◆ Written exercise ◆
Copy out the records in full, word for word, without pictures.

◆ Entries provided ◆
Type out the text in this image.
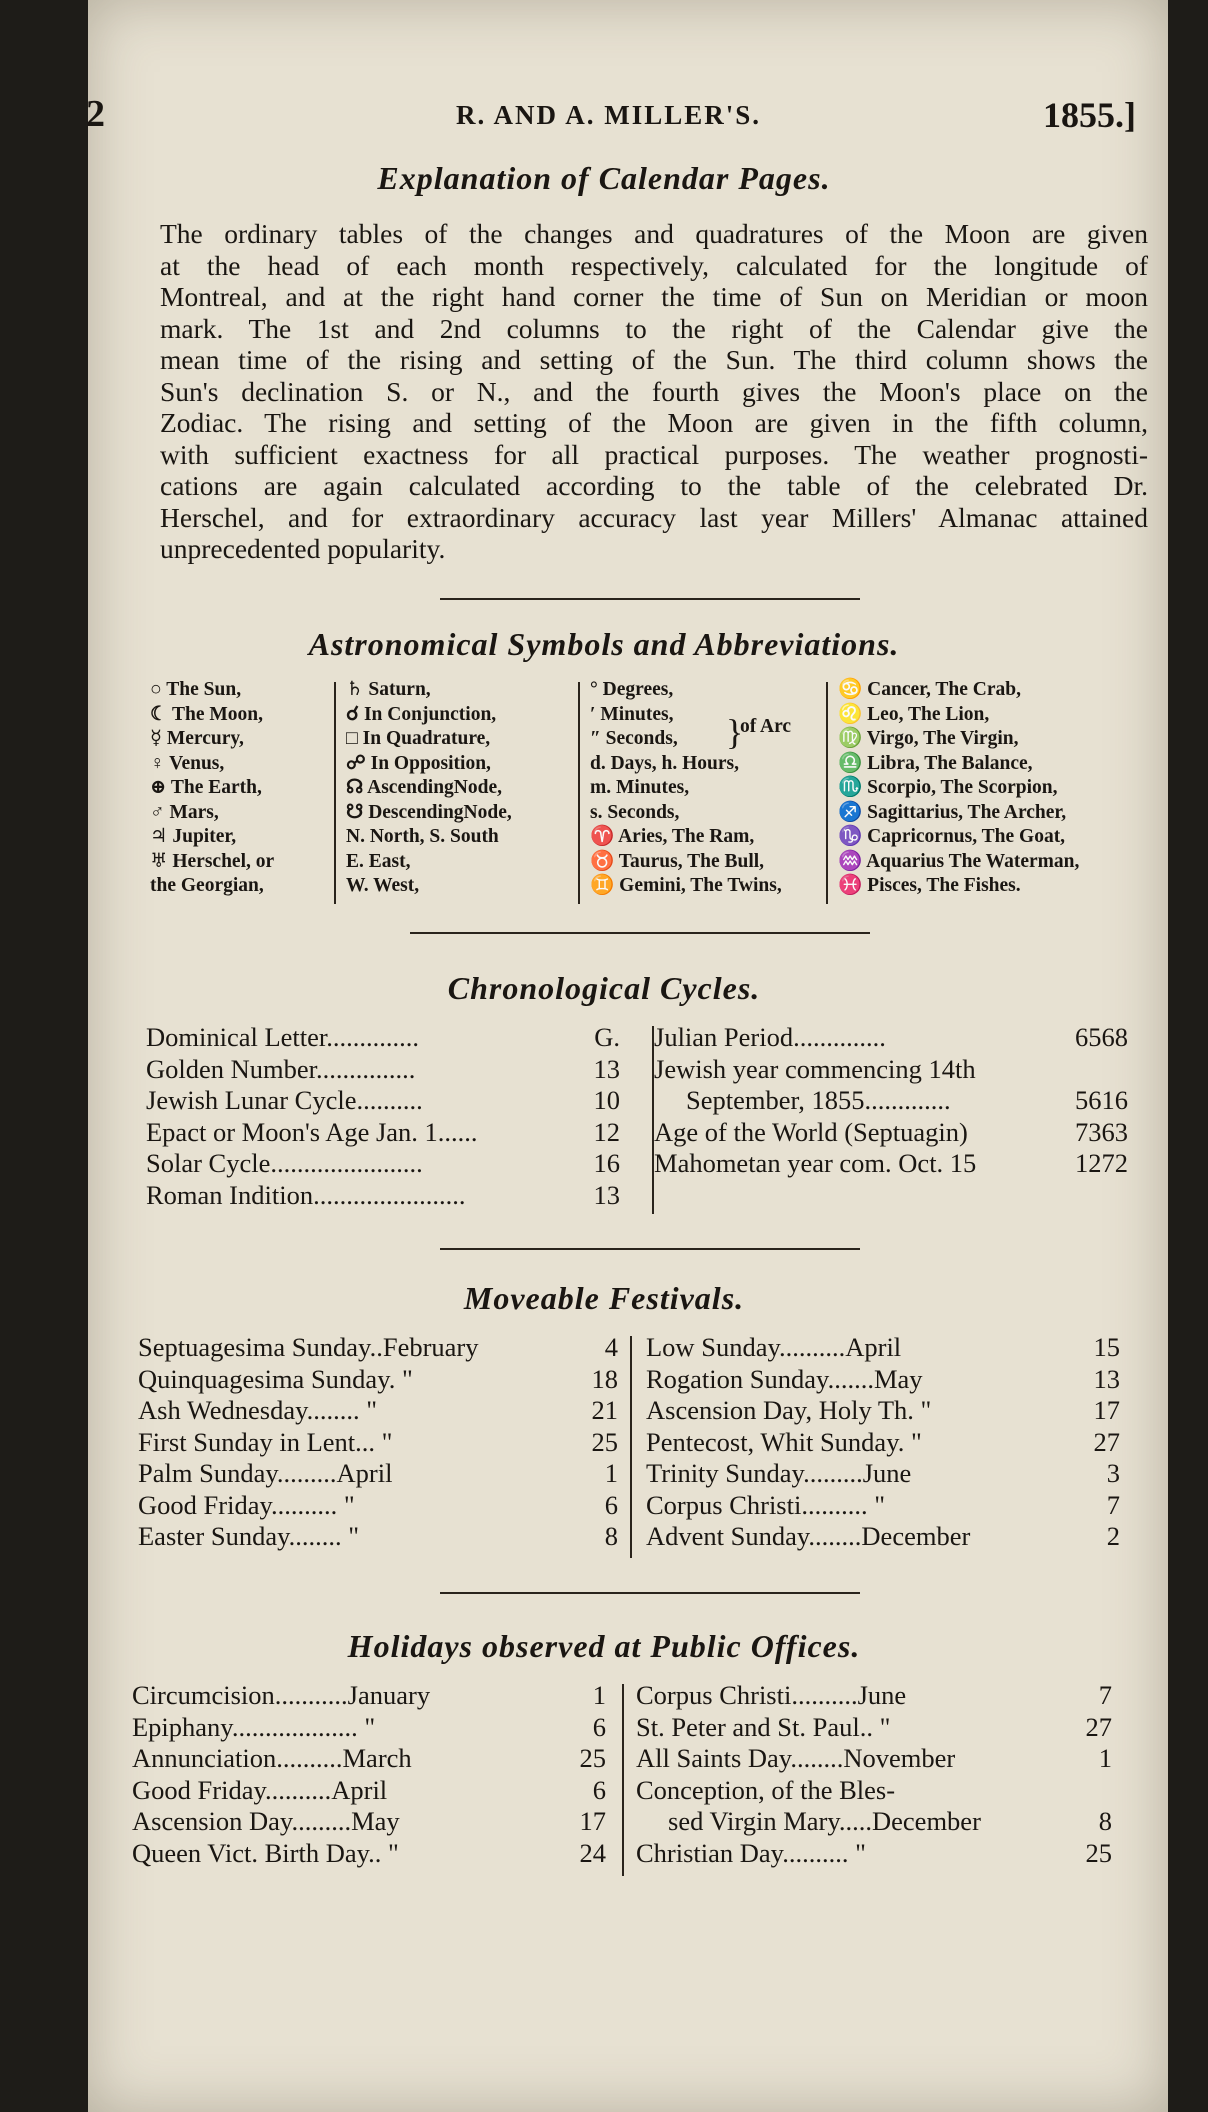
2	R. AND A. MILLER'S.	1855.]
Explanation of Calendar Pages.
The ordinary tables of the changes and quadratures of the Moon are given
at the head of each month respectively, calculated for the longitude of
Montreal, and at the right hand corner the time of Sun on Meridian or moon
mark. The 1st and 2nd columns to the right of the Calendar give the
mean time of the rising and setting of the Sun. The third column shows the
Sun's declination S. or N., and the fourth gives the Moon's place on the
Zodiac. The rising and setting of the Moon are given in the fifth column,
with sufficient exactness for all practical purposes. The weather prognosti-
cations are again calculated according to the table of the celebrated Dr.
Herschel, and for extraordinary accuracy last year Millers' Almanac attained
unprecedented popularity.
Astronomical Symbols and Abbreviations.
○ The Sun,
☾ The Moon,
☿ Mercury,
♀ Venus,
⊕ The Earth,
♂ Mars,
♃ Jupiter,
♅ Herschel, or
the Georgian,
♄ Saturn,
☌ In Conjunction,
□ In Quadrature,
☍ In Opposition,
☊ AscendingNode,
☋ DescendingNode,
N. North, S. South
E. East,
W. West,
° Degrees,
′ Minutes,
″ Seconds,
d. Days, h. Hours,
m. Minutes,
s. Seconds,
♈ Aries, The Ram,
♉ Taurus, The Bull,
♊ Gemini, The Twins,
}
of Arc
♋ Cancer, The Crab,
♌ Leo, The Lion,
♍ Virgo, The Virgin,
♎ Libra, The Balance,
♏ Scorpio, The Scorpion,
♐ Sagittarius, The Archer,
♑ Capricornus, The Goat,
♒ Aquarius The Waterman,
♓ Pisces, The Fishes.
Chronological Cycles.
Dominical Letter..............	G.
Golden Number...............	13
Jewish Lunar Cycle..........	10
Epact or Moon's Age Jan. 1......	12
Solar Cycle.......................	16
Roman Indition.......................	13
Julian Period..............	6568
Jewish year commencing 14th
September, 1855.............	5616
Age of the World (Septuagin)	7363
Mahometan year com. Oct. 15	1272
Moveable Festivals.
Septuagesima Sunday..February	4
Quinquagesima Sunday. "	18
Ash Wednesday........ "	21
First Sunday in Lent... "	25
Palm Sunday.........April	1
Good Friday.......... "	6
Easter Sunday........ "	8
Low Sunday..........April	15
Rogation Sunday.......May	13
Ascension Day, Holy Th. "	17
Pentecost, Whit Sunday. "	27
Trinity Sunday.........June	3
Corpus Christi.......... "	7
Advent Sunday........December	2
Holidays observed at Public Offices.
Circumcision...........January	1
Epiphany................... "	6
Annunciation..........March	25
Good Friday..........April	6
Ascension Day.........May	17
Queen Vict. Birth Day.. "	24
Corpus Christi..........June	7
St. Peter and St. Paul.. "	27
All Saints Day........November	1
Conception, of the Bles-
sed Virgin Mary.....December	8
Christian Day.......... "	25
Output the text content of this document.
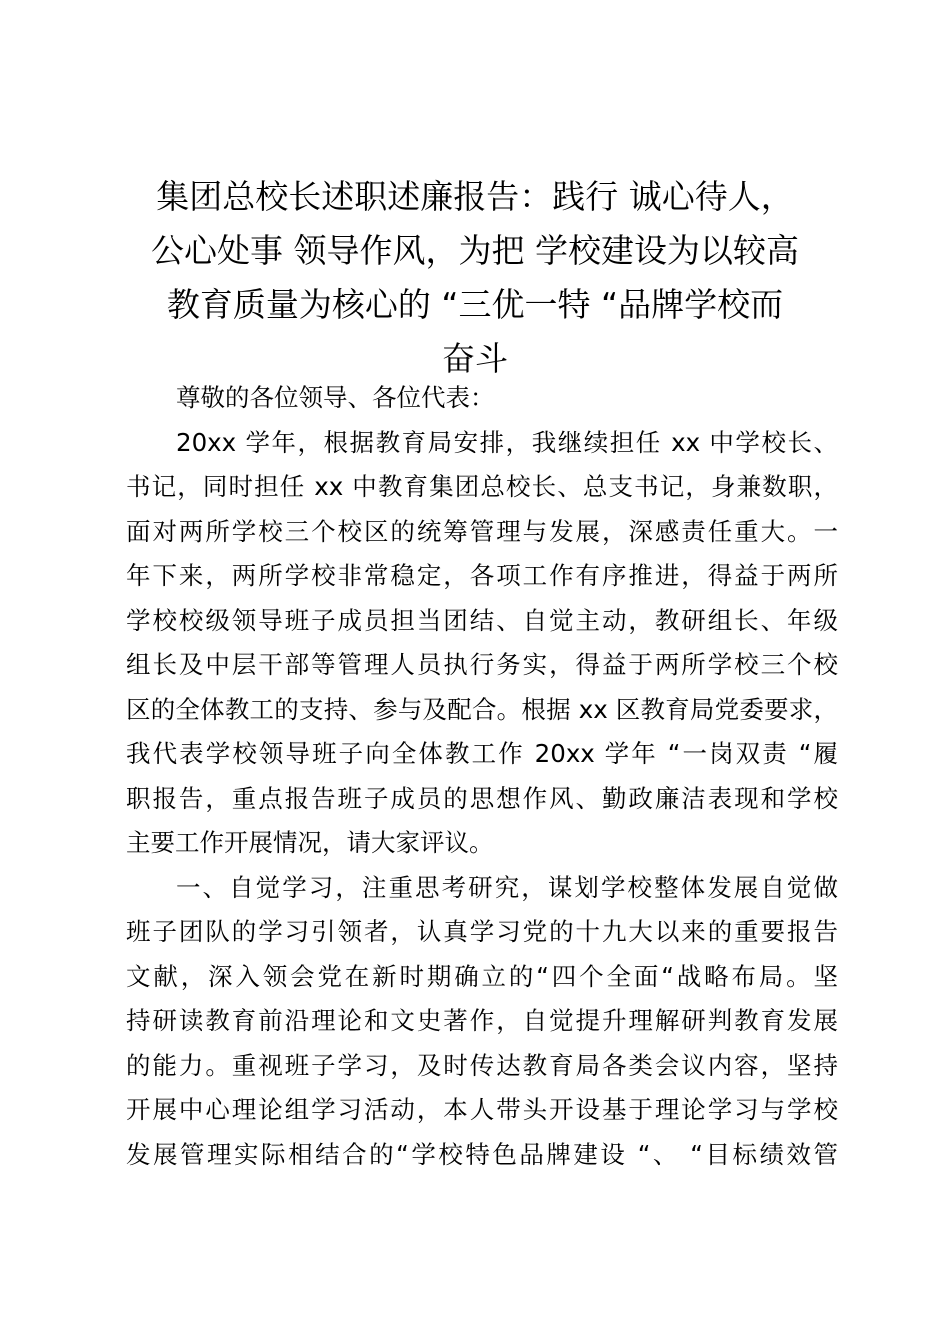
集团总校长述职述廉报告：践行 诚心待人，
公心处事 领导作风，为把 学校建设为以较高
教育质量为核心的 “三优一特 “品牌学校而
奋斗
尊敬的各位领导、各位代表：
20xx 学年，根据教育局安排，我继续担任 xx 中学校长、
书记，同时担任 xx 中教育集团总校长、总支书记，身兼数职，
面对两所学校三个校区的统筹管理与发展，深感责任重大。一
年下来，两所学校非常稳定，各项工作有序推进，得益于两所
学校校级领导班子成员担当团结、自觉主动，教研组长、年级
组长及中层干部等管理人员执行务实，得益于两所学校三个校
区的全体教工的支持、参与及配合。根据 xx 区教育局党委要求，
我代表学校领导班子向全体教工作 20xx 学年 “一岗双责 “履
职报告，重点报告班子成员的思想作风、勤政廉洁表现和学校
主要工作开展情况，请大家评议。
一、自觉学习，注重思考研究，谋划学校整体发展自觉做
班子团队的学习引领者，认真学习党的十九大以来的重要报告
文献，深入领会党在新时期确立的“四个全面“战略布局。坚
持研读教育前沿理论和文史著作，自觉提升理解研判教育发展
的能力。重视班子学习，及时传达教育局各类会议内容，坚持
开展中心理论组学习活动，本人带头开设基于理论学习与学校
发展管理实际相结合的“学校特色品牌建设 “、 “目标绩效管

◆ Finished answer ◆
Type out the text in this image.
2	R. AND A. MILLER'S.	1855.]
Explanation of Calendar Pages.
The ordinary tables of the changes and quadratures of the Moon are given
at the head of each month respectively, calculated for the longitude of
Montreal, and at the right hand corner the time of Sun on Meridian or moon
mark. The 1st and 2nd columns to the right of the Calendar give the
mean time of the rising and setting of the Sun. The third column shows the
Sun's declination S. or N., and the fourth gives the Moon's place on the
Zodiac. The rising and setting of the Moon are given in the fifth column,
with sufficient exactness for all practical purposes. The weather prognosti-
cations are again calculated according to the table of the celebrated Dr.
Herschel, and for extraordinary accuracy last year Millers' Almanac attained
unprecedented popularity.
Astronomical Symbols and Abbreviations.
○ The Sun,
☾ The Moon,
☿ Mercury,
♀ Venus,
⊕ The Earth,
♂ Mars,
♃ Jupiter,
♅ Herschel, or
the Georgian,
♄ Saturn,
☌ In Conjunction,
□ In Quadrature,
☍ In Opposition,
☊ AscendingNode,
☋ DescendingNode,
N. North, S. South
E. East,
W. West,
° Degrees,
′ Minutes,
″ Seconds,
d. Days, h. Hours,
m. Minutes,
s. Seconds,
♈ Aries, The Ram,
♉ Taurus, The Bull,
♊ Gemini, The Twins,
}
of Arc
♋ Cancer, The Crab,
♌ Leo, The Lion,
♍ Virgo, The Virgin,
♎ Libra, The Balance,
♏ Scorpio, The Scorpion,
♐ Sagittarius, The Archer,
♑ Capricornus, The Goat,
♒ Aquarius The Waterman,
♓ Pisces, The Fishes.
Chronological Cycles.
Dominical Letter..............	G.
Golden Number...............	13
Jewish Lunar Cycle..........	10
Epact or Moon's Age Jan. 1......	12
Solar Cycle.......................	16
Roman Indition.......................	13
Julian Period..............	6568
Jewish year commencing 14th
September, 1855.............	5616
Age of the World (Septuagin)	7363
Mahometan year com. Oct. 15	1272
Moveable Festivals.
Septuagesima Sunday..February	4
Quinquagesima Sunday. "	18
Ash Wednesday........ "	21
First Sunday in Lent... "	25
Palm Sunday.........April	1
Good Friday.......... "	6
Easter Sunday........ "	8
Low Sunday..........April	15
Rogation Sunday.......May	13
Ascension Day, Holy Th. "	17
Pentecost, Whit Sunday. "	27
Trinity Sunday.........June	3
Corpus Christi.......... "	7
Advent Sunday........December	2
Holidays observed at Public Offices.
Circumcision...........January	1
Epiphany................... "	6
Annunciation..........March	25
Good Friday..........April	6
Ascension Day.........May	17
Queen Vict. Birth Day.. "	24
Corpus Christi..........June	7
St. Peter and St. Paul.. "	27
All Saints Day........November	1
Conception, of the Bles-
sed Virgin Mary.....December	8
Christian Day.......... "	25
Output the text content of this document.
集团总校长述职述廉报告：践行 诚心待人，
公心处事 领导作风，为把 学校建设为以较高
教育质量为核心的 “三优一特 “品牌学校而
奋斗
尊敬的各位领导、各位代表：
20xx 学年，根据教育局安排，我继续担任 xx 中学校长、
书记，同时担任 xx 中教育集团总校长、总支书记，身兼数职，
面对两所学校三个校区的统筹管理与发展，深感责任重大。一
年下来，两所学校非常稳定，各项工作有序推进，得益于两所
学校校级领导班子成员担当团结、自觉主动，教研组长、年级
组长及中层干部等管理人员执行务实，得益于两所学校三个校
区的全体教工的支持、参与及配合。根据 xx 区教育局党委要求，
我代表学校领导班子向全体教工作 20xx 学年 “一岗双责 “履
职报告，重点报告班子成员的思想作风、勤政廉洁表现和学校
主要工作开展情况，请大家评议。
一、自觉学习，注重思考研究，谋划学校整体发展自觉做
班子团队的学习引领者，认真学习党的十九大以来的重要报告
文献，深入领会党在新时期确立的“四个全面“战略布局。坚
持研读教育前沿理论和文史著作，自觉提升理解研判教育发展
的能力。重视班子学习，及时传达教育局各类会议内容，坚持
开展中心理论组学习活动，本人带头开设基于理论学习与学校
发展管理实际相结合的“学校特色品牌建设 “、 “目标绩效管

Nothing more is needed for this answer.